Written instruction: All lines in which the word "Exterminate" occurs are to be extracted.

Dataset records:
=======
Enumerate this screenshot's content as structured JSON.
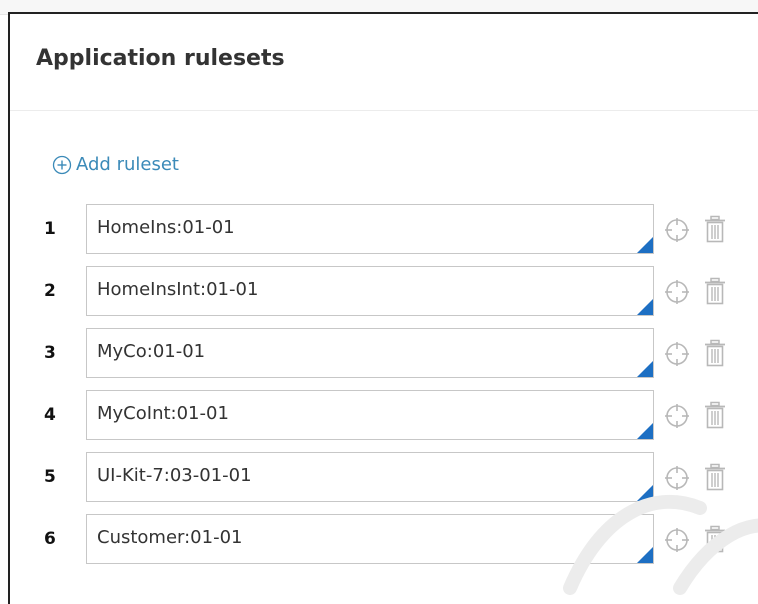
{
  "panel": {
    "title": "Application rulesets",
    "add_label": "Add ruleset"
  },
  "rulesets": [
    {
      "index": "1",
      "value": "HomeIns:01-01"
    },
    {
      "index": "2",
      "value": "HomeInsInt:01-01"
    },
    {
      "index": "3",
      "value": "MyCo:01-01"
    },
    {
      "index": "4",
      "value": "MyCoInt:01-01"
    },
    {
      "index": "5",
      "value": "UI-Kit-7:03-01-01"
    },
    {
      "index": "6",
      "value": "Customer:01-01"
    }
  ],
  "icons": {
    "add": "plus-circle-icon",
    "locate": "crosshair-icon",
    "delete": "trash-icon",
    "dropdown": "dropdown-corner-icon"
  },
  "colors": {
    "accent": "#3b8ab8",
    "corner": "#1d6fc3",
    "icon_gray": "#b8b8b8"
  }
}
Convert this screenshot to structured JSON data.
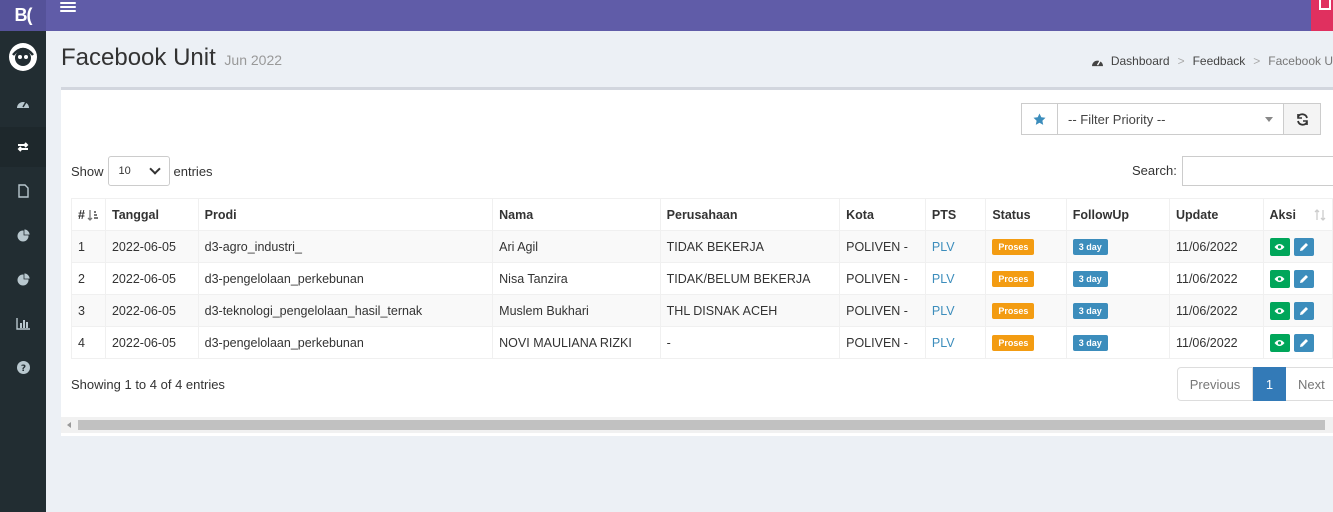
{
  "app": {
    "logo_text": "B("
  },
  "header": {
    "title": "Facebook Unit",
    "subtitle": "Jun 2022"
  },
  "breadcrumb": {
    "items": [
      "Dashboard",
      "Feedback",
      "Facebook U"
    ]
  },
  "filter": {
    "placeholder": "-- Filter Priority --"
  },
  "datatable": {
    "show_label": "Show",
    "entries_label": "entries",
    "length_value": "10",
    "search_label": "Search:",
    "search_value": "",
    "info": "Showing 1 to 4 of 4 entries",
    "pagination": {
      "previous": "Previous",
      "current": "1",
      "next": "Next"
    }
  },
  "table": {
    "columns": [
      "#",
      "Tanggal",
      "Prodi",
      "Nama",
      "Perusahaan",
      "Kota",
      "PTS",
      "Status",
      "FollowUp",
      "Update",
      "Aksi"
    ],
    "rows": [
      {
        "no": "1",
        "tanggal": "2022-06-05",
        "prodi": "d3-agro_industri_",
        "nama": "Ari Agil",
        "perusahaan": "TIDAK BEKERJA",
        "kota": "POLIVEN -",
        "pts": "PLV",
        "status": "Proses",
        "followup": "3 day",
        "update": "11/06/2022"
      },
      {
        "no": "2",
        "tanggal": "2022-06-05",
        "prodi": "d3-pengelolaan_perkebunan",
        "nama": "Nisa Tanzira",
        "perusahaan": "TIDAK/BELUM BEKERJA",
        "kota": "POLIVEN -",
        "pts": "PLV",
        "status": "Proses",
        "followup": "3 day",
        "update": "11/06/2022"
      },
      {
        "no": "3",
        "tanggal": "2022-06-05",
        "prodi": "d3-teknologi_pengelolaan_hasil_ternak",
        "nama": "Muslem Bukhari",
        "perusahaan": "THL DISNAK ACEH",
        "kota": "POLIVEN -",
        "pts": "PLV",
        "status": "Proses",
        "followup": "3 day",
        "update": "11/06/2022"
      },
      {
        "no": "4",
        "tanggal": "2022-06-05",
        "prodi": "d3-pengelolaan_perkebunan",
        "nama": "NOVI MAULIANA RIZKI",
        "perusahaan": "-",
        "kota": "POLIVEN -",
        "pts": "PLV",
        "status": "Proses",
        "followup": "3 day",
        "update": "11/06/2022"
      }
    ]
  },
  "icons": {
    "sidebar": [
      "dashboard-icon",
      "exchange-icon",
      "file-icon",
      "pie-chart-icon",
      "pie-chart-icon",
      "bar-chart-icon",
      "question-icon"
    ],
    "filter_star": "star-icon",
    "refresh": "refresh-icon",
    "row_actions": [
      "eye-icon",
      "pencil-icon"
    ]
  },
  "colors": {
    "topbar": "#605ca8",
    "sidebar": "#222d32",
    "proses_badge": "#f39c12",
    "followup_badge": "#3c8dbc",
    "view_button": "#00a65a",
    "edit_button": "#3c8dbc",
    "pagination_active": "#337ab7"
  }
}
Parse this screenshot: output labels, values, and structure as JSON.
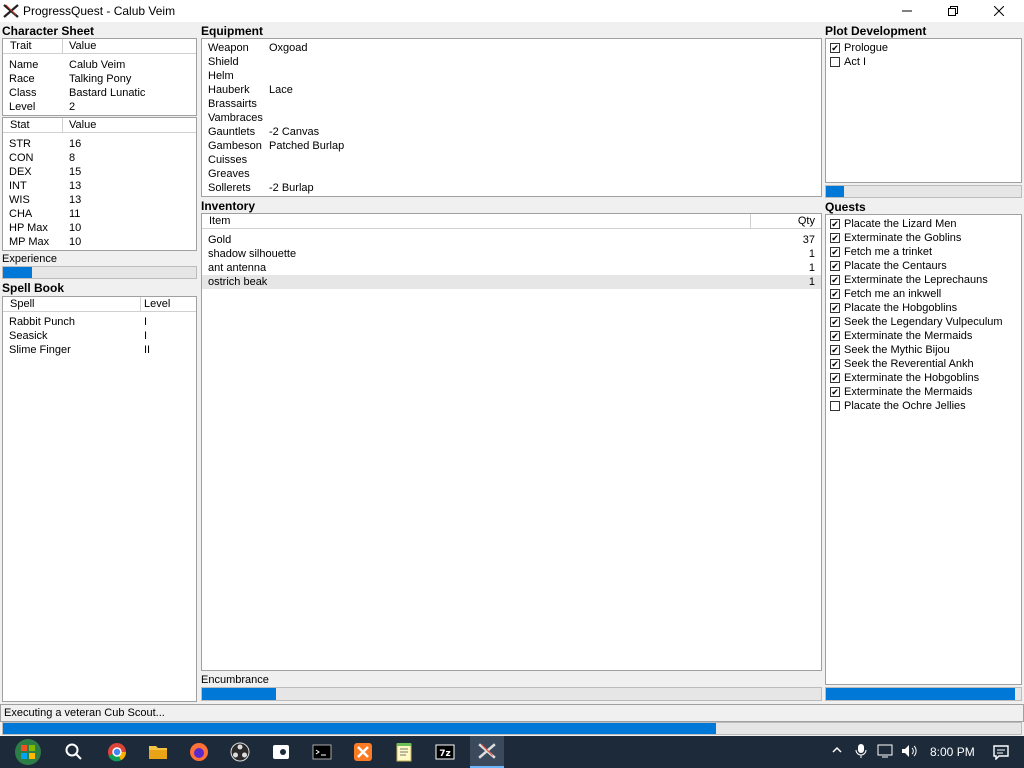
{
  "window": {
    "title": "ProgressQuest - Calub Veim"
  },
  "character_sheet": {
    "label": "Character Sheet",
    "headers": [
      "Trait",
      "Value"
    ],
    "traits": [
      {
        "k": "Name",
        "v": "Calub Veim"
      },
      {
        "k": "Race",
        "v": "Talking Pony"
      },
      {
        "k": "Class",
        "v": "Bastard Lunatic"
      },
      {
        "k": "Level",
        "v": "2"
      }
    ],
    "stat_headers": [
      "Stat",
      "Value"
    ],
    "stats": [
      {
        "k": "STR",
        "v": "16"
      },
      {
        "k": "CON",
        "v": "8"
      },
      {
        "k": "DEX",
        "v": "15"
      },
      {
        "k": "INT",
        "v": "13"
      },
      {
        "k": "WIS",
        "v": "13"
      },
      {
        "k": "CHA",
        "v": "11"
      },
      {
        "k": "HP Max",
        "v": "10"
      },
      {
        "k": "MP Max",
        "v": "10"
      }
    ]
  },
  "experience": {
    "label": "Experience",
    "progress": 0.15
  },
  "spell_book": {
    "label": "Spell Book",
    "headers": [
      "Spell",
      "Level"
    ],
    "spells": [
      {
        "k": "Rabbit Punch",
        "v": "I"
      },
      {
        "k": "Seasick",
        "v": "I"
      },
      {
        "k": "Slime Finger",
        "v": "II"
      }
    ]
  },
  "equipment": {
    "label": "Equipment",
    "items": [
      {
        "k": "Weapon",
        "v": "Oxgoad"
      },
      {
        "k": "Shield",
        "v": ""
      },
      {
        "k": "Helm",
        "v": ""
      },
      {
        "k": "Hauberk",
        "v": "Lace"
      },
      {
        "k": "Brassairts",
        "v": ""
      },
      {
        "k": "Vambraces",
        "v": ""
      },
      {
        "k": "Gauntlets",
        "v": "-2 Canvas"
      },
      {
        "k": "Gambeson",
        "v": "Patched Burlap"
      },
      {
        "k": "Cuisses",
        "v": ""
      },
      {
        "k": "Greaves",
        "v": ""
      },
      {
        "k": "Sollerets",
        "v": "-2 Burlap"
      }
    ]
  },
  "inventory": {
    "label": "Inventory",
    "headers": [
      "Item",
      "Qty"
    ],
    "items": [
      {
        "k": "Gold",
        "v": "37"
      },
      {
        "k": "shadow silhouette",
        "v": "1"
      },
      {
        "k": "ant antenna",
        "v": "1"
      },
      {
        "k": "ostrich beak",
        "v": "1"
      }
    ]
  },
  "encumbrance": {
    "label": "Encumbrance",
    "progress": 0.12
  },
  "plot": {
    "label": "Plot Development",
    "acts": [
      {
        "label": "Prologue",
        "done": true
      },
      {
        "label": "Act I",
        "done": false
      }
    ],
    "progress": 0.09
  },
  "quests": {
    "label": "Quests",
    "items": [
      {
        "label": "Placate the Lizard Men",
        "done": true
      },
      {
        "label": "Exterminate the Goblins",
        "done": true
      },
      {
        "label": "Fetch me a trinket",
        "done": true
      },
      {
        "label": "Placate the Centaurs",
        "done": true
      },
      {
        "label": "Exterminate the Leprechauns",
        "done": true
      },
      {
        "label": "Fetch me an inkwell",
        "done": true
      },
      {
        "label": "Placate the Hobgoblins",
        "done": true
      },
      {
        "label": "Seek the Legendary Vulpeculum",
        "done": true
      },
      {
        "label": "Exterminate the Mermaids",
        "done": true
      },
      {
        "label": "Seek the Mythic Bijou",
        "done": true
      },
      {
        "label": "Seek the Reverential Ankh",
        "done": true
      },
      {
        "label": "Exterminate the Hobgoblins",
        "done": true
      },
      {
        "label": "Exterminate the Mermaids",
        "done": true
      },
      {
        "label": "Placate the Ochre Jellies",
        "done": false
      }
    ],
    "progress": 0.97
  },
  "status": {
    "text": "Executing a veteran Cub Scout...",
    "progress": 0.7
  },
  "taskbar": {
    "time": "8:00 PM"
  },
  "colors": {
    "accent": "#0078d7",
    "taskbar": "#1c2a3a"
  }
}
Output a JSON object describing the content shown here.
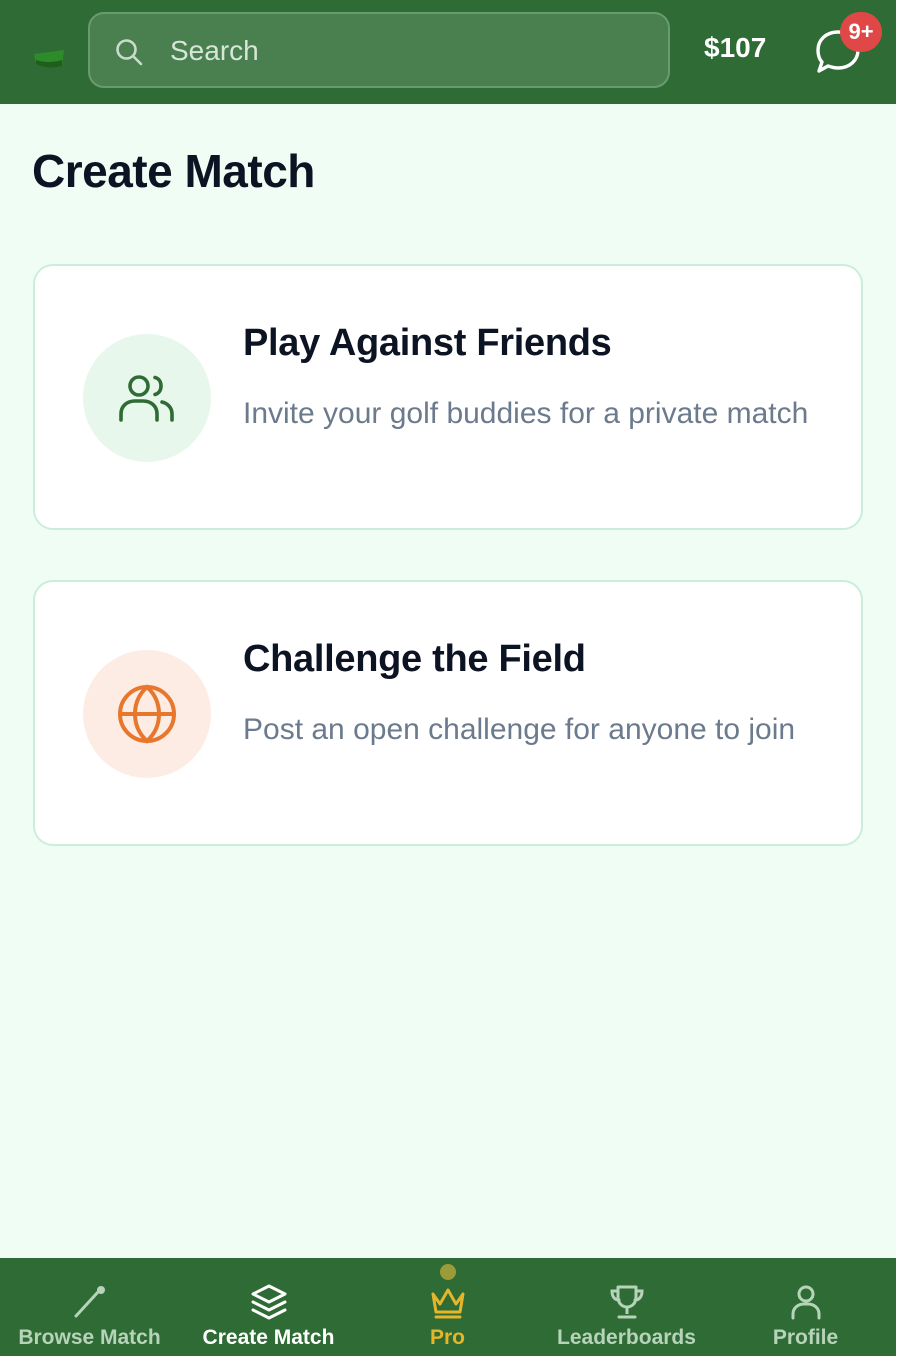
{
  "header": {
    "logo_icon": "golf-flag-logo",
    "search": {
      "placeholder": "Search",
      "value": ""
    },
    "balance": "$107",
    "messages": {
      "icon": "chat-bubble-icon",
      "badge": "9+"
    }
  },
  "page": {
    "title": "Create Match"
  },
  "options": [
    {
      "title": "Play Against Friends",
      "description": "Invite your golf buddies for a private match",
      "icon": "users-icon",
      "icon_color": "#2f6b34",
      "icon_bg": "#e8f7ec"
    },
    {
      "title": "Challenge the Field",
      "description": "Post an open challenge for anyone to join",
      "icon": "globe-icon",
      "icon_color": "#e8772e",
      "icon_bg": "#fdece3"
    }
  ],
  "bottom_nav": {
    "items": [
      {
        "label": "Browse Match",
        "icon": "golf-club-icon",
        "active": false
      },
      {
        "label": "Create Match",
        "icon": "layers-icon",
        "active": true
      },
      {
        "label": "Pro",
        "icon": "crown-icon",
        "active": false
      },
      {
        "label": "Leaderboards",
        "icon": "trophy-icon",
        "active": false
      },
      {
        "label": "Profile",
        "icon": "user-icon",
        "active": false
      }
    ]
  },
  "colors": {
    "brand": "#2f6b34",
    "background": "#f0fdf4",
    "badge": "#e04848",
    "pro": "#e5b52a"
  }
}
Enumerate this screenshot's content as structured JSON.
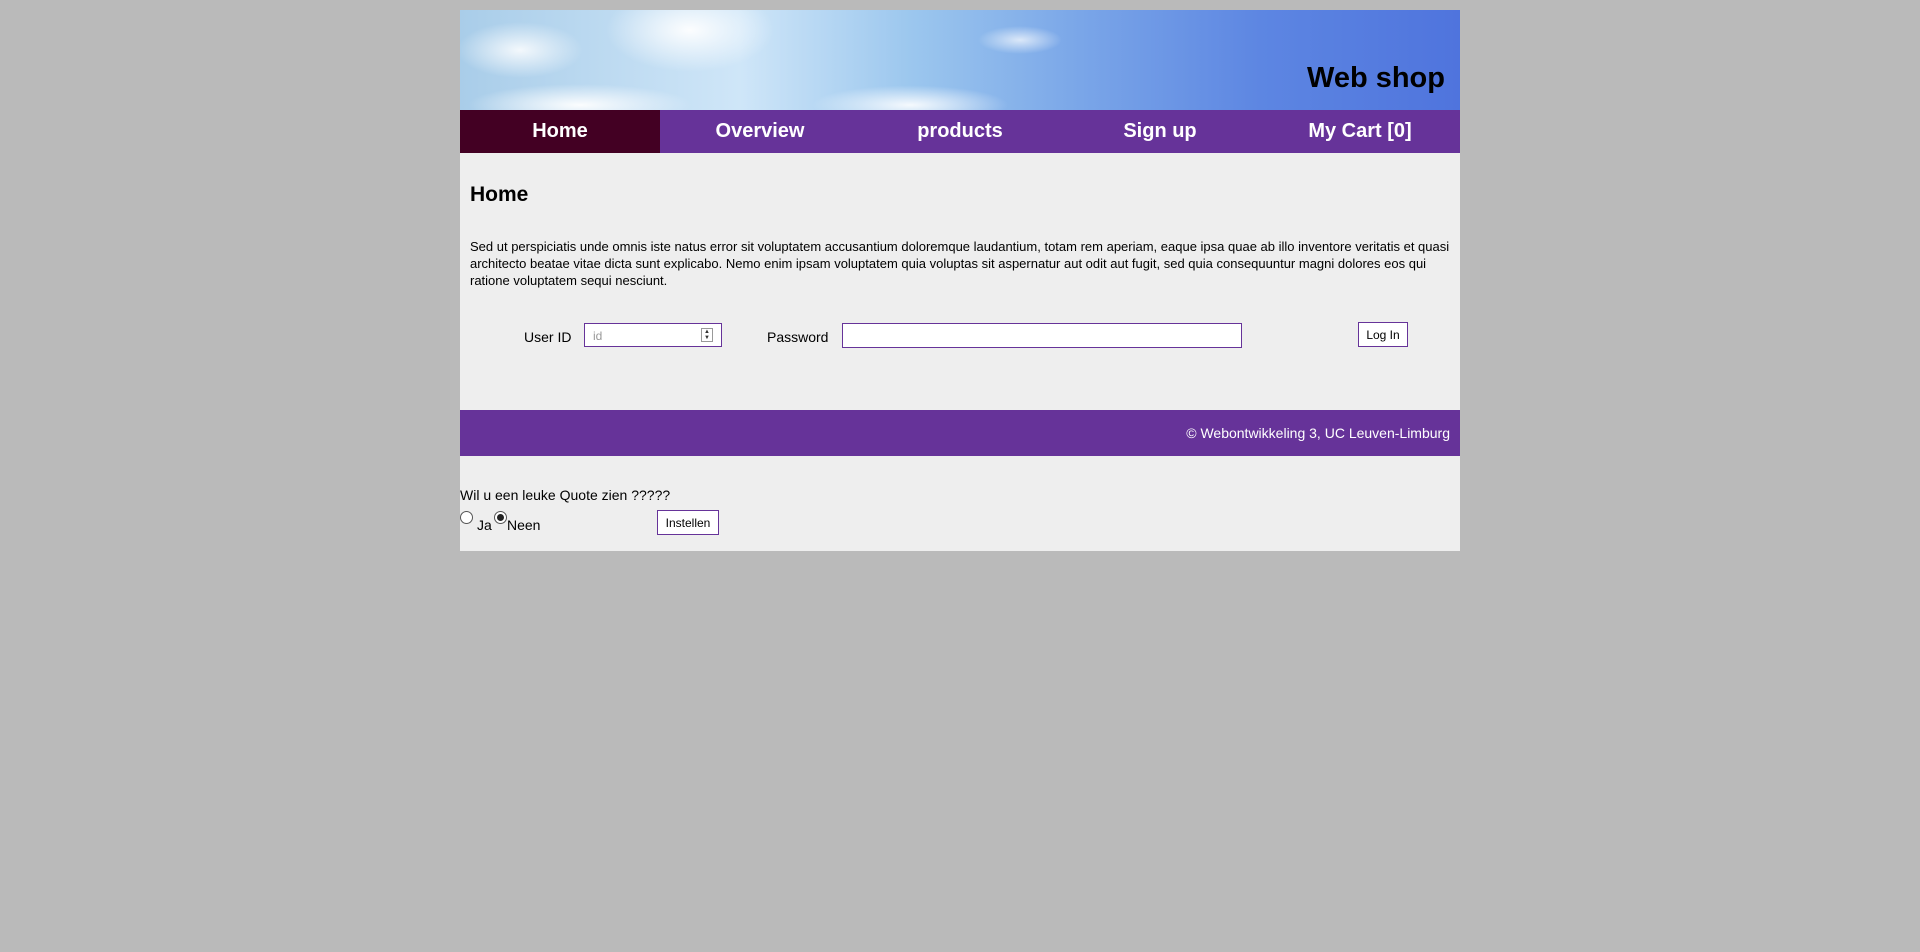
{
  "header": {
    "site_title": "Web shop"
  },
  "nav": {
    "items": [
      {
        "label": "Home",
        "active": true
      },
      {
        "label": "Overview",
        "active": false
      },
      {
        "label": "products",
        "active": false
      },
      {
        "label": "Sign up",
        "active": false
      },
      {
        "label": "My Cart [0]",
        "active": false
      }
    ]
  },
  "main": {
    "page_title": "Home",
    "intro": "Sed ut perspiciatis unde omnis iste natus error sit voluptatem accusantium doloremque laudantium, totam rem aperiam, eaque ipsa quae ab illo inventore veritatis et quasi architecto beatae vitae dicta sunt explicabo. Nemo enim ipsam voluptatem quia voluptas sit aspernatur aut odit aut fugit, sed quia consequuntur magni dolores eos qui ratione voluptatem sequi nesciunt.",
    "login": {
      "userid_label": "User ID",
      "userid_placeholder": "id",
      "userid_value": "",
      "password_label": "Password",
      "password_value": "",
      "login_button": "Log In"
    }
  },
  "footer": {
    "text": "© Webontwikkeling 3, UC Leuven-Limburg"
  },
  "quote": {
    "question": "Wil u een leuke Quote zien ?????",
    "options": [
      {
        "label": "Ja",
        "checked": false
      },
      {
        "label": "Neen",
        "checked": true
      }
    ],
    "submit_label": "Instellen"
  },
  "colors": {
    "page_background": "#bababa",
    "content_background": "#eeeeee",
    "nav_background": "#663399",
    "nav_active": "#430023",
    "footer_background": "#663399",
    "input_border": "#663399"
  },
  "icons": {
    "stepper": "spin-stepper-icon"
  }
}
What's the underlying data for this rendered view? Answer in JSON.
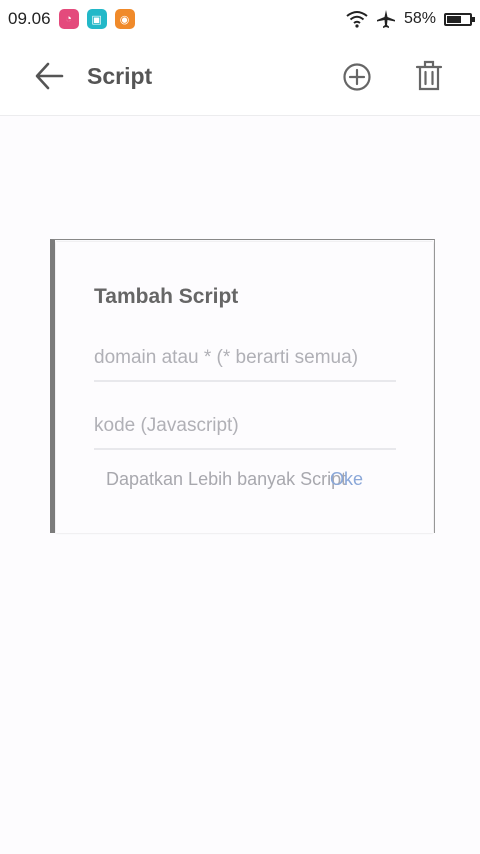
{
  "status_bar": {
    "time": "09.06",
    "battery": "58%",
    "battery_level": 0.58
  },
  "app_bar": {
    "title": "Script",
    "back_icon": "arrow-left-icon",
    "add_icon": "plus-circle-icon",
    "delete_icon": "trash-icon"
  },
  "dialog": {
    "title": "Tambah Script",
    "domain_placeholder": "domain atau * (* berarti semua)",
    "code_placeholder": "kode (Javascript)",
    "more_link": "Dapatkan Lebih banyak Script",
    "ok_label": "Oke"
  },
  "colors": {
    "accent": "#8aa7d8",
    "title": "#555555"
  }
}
=======
Exercise response:
        "label": "Exterminate the Goblins",
        "label": "Exterminate the Leprechauns",
        "label": "Exterminate the Mermaids",
        "label": "Exterminate the Hobgoblins",
        "label": "Exterminate the Mermaids",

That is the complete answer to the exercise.